• _Figure record extracts_:
------------------------------
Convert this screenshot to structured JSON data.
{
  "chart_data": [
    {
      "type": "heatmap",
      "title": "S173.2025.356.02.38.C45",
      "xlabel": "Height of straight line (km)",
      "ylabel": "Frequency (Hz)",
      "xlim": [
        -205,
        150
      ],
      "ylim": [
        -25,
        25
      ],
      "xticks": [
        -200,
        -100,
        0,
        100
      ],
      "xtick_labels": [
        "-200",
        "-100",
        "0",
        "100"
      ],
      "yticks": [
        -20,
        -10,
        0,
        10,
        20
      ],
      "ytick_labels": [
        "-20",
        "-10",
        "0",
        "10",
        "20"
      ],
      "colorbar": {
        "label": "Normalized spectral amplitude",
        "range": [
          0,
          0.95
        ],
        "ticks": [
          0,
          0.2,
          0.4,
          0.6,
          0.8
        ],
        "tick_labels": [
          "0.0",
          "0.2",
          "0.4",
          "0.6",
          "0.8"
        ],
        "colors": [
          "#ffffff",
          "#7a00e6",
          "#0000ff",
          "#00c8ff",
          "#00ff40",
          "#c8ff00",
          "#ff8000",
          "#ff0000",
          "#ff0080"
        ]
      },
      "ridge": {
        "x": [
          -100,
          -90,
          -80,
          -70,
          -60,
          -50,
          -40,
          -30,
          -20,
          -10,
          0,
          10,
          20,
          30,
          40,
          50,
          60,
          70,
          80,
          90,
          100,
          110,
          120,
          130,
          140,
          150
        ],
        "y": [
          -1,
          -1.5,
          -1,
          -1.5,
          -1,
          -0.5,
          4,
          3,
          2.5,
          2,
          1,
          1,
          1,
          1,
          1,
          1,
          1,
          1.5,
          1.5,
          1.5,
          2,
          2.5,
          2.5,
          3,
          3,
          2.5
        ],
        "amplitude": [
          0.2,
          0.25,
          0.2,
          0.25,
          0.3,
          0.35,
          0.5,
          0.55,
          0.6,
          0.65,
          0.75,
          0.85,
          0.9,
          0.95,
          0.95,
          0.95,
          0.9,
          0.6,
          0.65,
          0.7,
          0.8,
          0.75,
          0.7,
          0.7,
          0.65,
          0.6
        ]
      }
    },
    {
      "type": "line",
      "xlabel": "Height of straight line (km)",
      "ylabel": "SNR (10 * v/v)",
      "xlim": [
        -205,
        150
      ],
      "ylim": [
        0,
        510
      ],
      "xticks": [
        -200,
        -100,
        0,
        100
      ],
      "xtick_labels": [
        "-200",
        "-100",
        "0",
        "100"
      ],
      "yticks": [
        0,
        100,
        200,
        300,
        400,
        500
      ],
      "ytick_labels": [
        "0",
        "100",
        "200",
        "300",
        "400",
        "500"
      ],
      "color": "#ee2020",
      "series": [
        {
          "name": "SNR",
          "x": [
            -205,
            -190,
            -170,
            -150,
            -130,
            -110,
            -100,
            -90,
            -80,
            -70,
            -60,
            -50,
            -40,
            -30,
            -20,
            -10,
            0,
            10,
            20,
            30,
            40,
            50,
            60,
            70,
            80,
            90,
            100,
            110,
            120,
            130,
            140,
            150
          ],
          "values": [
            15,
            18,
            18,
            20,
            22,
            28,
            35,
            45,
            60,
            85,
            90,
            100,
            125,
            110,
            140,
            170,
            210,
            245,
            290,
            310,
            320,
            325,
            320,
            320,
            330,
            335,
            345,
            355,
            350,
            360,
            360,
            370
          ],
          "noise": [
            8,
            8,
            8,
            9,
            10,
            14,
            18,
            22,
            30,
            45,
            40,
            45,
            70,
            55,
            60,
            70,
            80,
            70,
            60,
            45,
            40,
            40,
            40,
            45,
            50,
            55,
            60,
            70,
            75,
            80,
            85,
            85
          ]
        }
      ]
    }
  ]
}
------------------------------
• _Set exercise_: Read the data above. Pull out each line in which the string "ylabel" appears.

• _Answer for this exercise_:
      "ylabel": "Frequency (Hz)",
      "ylabel": "SNR (10 * v/v)",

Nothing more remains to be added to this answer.